Stored data:
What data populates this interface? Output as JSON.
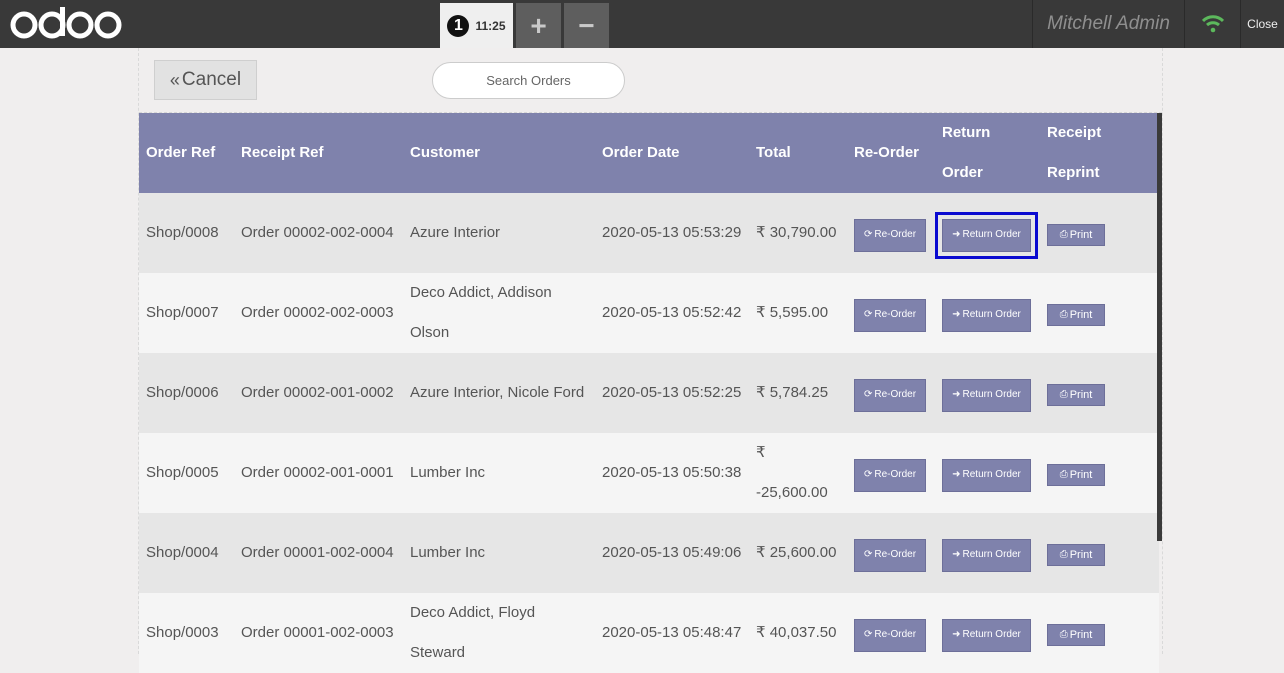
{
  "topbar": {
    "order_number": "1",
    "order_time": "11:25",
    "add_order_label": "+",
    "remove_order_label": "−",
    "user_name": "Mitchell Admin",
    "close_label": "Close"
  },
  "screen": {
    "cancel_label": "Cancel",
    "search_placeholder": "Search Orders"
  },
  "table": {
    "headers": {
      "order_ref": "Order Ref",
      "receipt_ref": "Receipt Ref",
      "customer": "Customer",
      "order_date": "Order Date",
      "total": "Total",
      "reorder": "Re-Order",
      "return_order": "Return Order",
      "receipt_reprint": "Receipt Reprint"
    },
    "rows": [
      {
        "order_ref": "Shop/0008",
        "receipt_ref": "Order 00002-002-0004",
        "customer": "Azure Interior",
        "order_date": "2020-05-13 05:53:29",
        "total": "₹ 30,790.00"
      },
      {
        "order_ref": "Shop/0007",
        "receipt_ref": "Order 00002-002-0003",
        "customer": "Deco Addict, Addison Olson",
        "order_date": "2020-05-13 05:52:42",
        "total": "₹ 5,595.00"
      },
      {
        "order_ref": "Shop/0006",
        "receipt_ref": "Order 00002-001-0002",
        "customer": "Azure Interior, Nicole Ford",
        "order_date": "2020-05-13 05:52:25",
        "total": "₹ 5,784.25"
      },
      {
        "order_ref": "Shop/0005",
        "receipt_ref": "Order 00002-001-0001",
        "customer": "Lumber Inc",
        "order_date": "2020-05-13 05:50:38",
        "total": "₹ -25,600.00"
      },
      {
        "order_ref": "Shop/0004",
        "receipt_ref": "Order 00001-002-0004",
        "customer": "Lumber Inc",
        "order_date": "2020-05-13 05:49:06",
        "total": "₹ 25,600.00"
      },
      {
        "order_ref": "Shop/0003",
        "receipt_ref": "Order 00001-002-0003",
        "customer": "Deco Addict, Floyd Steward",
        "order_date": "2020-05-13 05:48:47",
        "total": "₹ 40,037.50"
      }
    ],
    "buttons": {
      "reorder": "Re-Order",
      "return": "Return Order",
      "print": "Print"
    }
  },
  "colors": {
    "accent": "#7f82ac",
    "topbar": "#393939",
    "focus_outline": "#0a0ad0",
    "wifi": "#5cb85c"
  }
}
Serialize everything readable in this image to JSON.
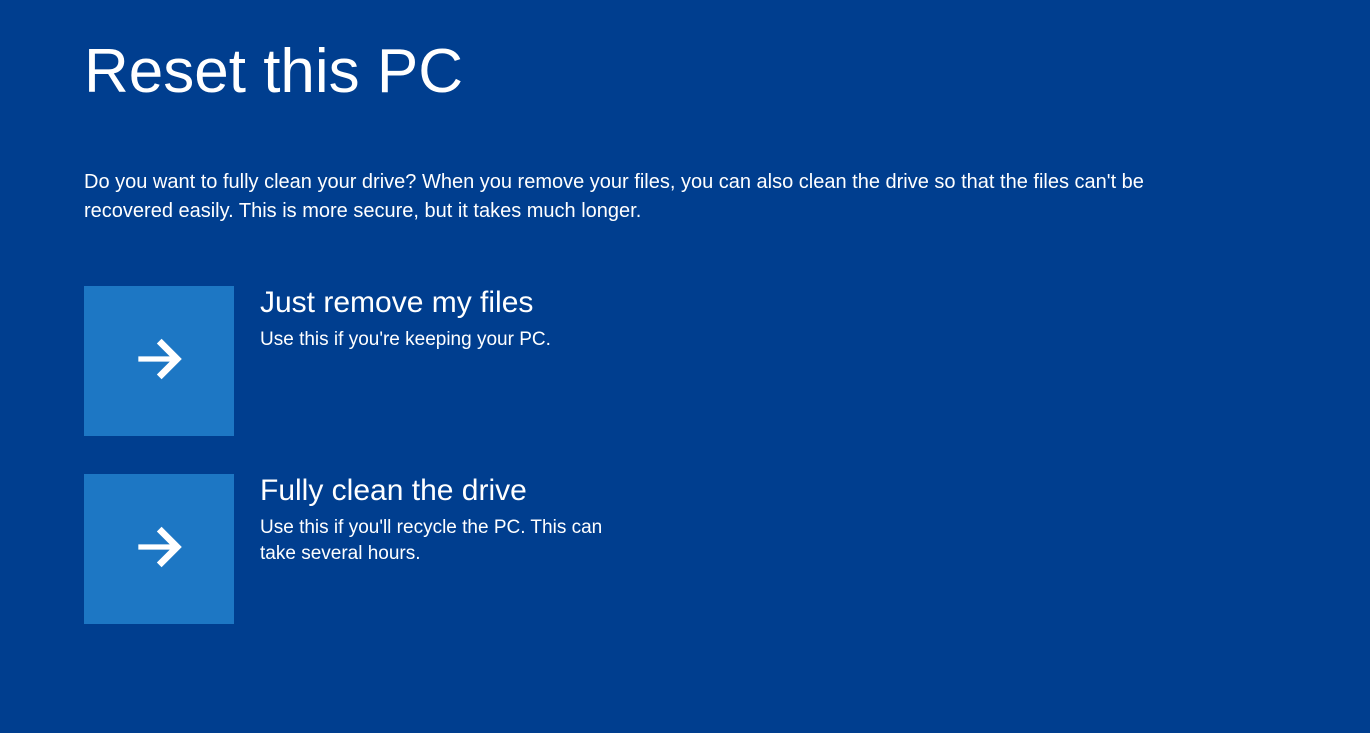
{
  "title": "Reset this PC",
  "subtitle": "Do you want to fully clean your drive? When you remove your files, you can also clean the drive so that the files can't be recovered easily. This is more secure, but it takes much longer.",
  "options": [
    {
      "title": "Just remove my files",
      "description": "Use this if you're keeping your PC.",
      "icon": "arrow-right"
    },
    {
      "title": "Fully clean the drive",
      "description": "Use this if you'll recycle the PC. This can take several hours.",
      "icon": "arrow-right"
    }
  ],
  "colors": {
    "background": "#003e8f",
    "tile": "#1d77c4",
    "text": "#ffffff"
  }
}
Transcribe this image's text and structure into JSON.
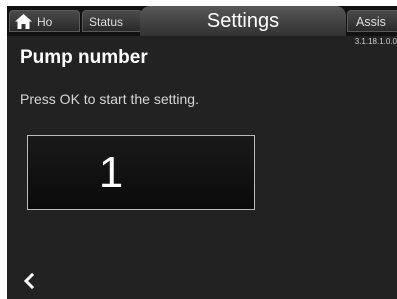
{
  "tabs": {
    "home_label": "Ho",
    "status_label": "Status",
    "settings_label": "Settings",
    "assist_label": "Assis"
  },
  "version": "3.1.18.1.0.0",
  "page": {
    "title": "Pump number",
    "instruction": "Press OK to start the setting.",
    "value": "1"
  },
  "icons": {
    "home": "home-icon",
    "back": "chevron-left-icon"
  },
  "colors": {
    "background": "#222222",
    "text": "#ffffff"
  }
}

## [TASK DESCRIPTION]
Look through the entries above. Extract each line with the word "Shop".

## [ANSWER IN FULL]
        "order_ref": "Shop/0008",
        "order_ref": "Shop/0007",
        "order_ref": "Shop/0006",
        "order_ref": "Shop/0005",
        "order_ref": "Shop/0004",
        "order_ref": "Shop/0003",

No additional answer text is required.